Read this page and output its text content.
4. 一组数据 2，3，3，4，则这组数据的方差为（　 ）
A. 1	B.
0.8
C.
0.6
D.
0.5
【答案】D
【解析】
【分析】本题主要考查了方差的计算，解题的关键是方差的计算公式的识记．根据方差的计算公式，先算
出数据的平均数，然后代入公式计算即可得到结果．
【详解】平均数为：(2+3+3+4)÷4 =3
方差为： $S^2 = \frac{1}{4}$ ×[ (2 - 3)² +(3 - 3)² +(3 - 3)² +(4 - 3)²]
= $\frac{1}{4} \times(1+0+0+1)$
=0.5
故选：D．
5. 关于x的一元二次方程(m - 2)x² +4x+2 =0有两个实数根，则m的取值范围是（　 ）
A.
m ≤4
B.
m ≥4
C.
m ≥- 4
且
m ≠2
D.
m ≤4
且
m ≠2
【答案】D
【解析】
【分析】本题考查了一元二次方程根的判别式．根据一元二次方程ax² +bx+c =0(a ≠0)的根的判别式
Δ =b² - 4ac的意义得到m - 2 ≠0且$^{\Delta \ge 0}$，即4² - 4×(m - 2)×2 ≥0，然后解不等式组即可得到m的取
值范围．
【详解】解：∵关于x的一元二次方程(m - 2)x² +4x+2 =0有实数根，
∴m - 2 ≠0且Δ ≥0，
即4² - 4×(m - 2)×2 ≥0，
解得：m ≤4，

Problem:
Quote all of the entries exactly as they appear.

Task answer:
Read this page and output its text content.
4. 一组数据 2，3，3，4，则这组数据的方差为（　 ）
A. 1	B.
0.8
C.
0.6
D.
0.5
【答案】D
【解析】
【分析】本题主要考查了方差的计算，解题的关键是方差的计算公式的识记．根据方差的计算公式，先算
出数据的平均数，然后代入公式计算即可得到结果．
【详解】平均数为：(2+3+3+4)÷4 =3
方差为： $S^2 = \frac{1}{4}$ ×[ (2 - 3)² +(3 - 3)² +(3 - 3)² +(4 - 3)²]
= $\frac{1}{4} \times(1+0+0+1)$
=0.5
故选：D．
5. 关于x的一元二次方程(m - 2)x² +4x+2 =0有两个实数根，则m的取值范围是（　 ）
A.
m ≤4
B.
m ≥4
C.
m ≥- 4
且
m ≠2
D.
m ≤4
且
m ≠2
【答案】D
【解析】
【分析】本题考查了一元二次方程根的判别式．根据一元二次方程ax² +bx+c =0(a ≠0)的根的判别式
Δ =b² - 4ac的意义得到m - 2 ≠0且$^{\Delta \ge 0}$，即4² - 4×(m - 2)×2 ≥0，然后解不等式组即可得到m的取
值范围．
【详解】解：∵关于x的一元二次方程(m - 2)x² +4x+2 =0有实数根，
∴m - 2 ≠0且Δ ≥0，
即4² - 4×(m - 2)×2 ≥0，
解得：m ≤4，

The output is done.